== Texte source ==

Une autre politesse plus innocente est
l'urbanité conventionnelle du coup de
chapeau et des gants irréprochables, de la
carte de visite, si répandue dans le monde
entier. C'est le règne de l'étiquette
et le triomphe de la mode. Les usages qu'elle
impose sont peut-être inoffensifs en
eux-mêmes, mais n'en ont pas moins pour effet
d'enlever à nos mouvements toute
spontanéité ; la plupart sont
comme autant de petits mensonges qui laissent leur
empreinte sur notre manière d'être et
finissent par ôter à nos
témoignages de sympathie leur cachet de
sincérité. Une troisième forme
de politesse meilleure que les deux autres, mais
peu efficace pour étancher la soif, est la
bonne humeur enjouée de ceux dont le visage
s'illumine facilement, dont les mains sont toujours
prêtes à agir, dont la voix a pour
tout le monde un accent de bonne camaraderie ;
c'est un état d'esprit qui n'exige pas
beaucoup de réflexion, de
délicatesse, de respect, d'oubli de
soi-même, c'est l'affabilité de
manières moins le coeur. Cette politesse de
surface est bonne à certains égards,
et dans des limites restreintes. Il est facile d'en
dire du mal, mais elle n'en empêche pas moins
bien des choses fâcheuses. On peut la
comparer à l'unique gendarme du village qui exerce
une
action
protectrice bien des lieues à la ronde.
C'est lui qui empêche les voisins de se
quereller entre eux, et prévient ces petits
attentats contre la tranquillité du prochain
qui, si l'on n'y mettait bon ordre, finiraient par
troubler les bons rapports. On l'a dit fort
justement, la politesse est comme un coussin
à air ; il n'y a rien dedans, mais elle
n'en est pas moins très douce pour nos
membres. Elle est donc bonne, mais d'une valeur
bien relative, et offre en tout cas peu de garantie
en ce qui concerne ces petits dont parle
Jésus et à qui nous devons donner
à boire.
Donner à boire à l'un de
ces petits, cela suppose une vraie sympathie, un
complet oubli de soi-même. Lorsque trois ou
quatre personnes se trouvent réunies par un
lien quelconque, il s'y trouve sûrement
quelqu'un qui est pour les autres « un
petit » qui a un esprit moins brillant,
moins clairvoyant que ses compagnons,
peut-être, moins de savoir-faire. Lorsque
deux amis se rencontrent, l'un d'eux peut
être un petit et l'autre un grand et un fort.

===

▸ **Consigne 1**: Recopiez à l'identique les lignes des enregistrements : commencez à la ligne qui contient « bar-men-45-54[interactable] (353, 238, 384, 248) » et arrêtez-vous après celle qui contient « tab-divider (38, 12, 606, 13) ».

== Extraits de données ==

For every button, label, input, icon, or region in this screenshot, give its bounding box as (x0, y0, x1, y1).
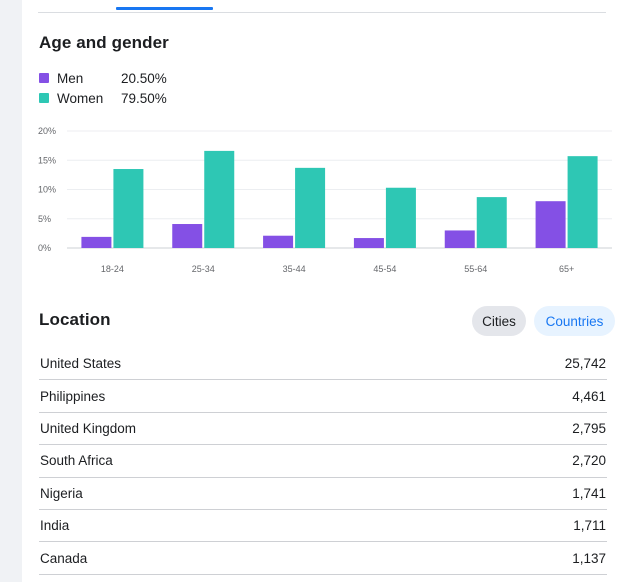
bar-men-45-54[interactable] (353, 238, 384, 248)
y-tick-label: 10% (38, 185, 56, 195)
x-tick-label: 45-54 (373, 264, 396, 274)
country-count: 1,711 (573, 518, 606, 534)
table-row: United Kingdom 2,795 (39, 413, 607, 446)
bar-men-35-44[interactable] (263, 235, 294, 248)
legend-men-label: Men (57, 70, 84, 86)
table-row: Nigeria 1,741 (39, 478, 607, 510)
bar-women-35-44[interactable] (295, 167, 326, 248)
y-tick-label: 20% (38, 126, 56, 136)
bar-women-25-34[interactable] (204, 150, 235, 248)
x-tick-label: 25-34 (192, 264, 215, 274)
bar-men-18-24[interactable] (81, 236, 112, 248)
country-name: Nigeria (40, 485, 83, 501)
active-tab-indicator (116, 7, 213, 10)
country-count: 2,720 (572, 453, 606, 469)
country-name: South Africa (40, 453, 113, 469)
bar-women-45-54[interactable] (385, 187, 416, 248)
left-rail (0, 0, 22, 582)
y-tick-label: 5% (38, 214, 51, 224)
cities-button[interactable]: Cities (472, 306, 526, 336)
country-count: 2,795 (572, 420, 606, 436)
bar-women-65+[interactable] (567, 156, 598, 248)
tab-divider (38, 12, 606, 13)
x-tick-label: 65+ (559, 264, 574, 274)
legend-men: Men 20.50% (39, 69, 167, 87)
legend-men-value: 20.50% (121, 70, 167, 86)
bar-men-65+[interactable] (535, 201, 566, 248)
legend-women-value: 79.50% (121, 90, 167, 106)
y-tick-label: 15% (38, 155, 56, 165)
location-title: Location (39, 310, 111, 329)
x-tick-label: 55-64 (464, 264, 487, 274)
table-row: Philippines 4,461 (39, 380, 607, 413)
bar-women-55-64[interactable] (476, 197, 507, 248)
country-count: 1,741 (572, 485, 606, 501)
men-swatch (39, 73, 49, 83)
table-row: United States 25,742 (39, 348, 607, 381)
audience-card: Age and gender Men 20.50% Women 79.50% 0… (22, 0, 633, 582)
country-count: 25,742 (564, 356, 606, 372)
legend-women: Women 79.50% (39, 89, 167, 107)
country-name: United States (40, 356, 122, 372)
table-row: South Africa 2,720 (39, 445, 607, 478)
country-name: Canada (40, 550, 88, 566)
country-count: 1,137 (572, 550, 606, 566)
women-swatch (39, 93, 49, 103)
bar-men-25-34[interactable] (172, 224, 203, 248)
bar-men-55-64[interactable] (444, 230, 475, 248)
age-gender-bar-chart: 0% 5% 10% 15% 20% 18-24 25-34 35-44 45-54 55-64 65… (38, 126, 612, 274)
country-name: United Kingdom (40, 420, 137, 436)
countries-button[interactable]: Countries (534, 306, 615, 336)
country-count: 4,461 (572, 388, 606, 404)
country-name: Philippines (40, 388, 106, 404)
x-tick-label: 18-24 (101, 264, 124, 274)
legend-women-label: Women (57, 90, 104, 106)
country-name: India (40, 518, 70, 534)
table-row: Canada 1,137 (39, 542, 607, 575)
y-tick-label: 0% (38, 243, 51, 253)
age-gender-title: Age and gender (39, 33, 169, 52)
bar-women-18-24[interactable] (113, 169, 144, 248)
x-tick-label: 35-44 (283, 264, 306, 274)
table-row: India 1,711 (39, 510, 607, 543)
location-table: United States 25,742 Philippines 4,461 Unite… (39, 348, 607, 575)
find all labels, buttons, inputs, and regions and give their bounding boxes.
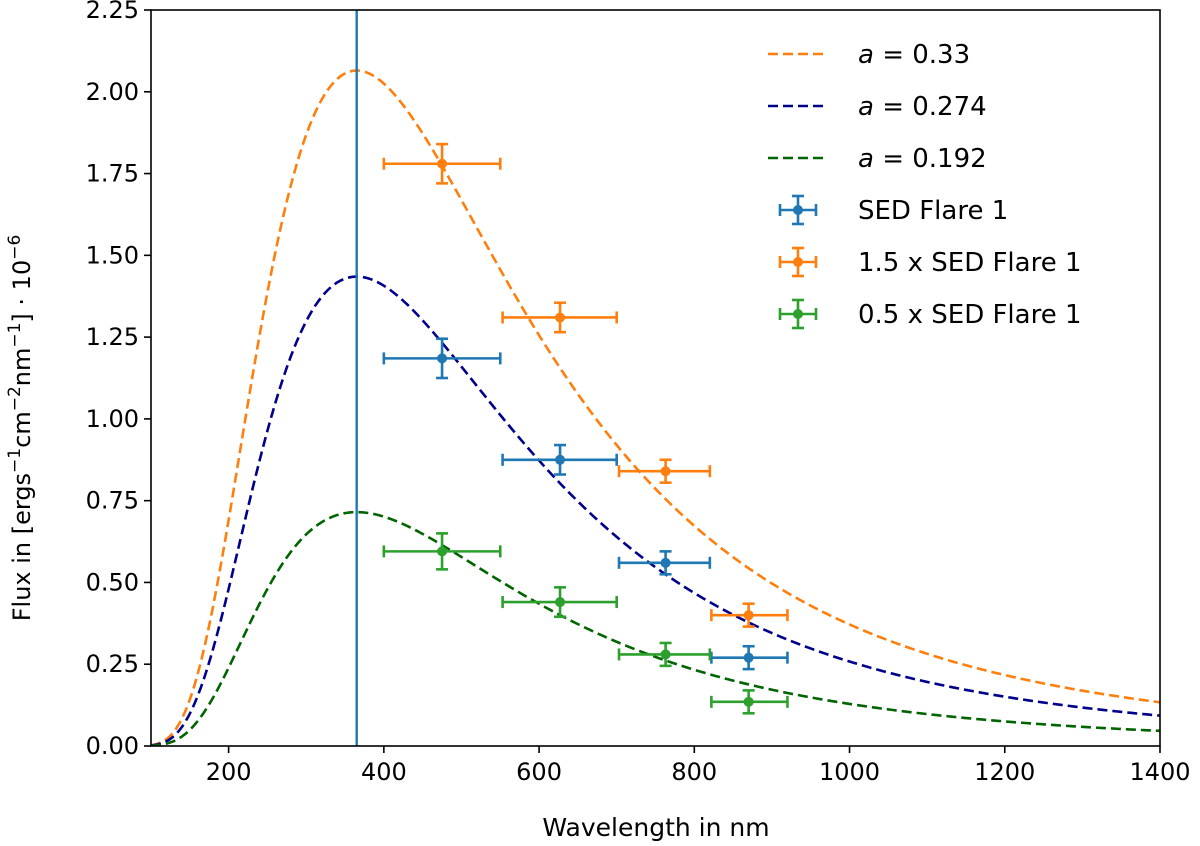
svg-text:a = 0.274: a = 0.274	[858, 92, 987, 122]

===

▸ **Consigne 2**: Reprenez le passage du texte sur la politesse qui commence aux mots « Donner à boire » et se termine après « et un fort. », en substituant « camarades » à « compagnons ».

▸ **Résultat attendu 1**:
bar-men-45-54[interactable] (353, 238, 384, 248)
y-tick-label: 10% (38, 185, 56, 195)
x-tick-label: 45-54 (373, 264, 396, 274)
country-count: 1,711 (573, 518, 606, 534)
table-row: United Kingdom 2,795 (39, 413, 607, 446)
bar-men-35-44[interactable] (263, 235, 294, 248)
legend-men-label: Men (57, 70, 84, 86)
table-row: Nigeria 1,741 (39, 478, 607, 510)
bar-women-35-44[interactable] (295, 167, 326, 248)
y-tick-label: 20% (38, 126, 56, 136)
bar-women-25-34[interactable] (204, 150, 235, 248)
x-tick-label: 25-34 (192, 264, 215, 274)
bar-men-18-24[interactable] (81, 236, 112, 248)
country-name: Nigeria (40, 485, 83, 501)
active-tab-indicator (116, 7, 213, 10)
country-count: 2,720 (572, 453, 606, 469)
country-name: South Africa (40, 453, 113, 469)
bar-women-45-54[interactable] (385, 187, 416, 248)
left-rail (0, 0, 22, 582)
y-tick-label: 5% (38, 214, 51, 224)
cities-button[interactable]: Cities (472, 306, 526, 336)
country-count: 2,795 (572, 420, 606, 436)
bar-women-65+[interactable] (567, 156, 598, 248)
tab-divider (38, 12, 606, 13)

▸ **Résultat attendu 2**:
Donner à boire à l'un de
ces petits, cela suppose une vraie sympathie, un
complet oubli de soi-même. Lorsque trois ou
quatre personnes se trouvent réunies par un
lien quelconque, il s'y trouve sûrement
quelqu'un qui est pour les autres « un
petit » qui a un esprit moins brillant,
moins clairvoyant que ses camarades,
peut-être, moins de savoir-faire. Lorsque
deux amis se rencontrent, l'un d'eux peut
être un petit et l'autre un grand et un fort.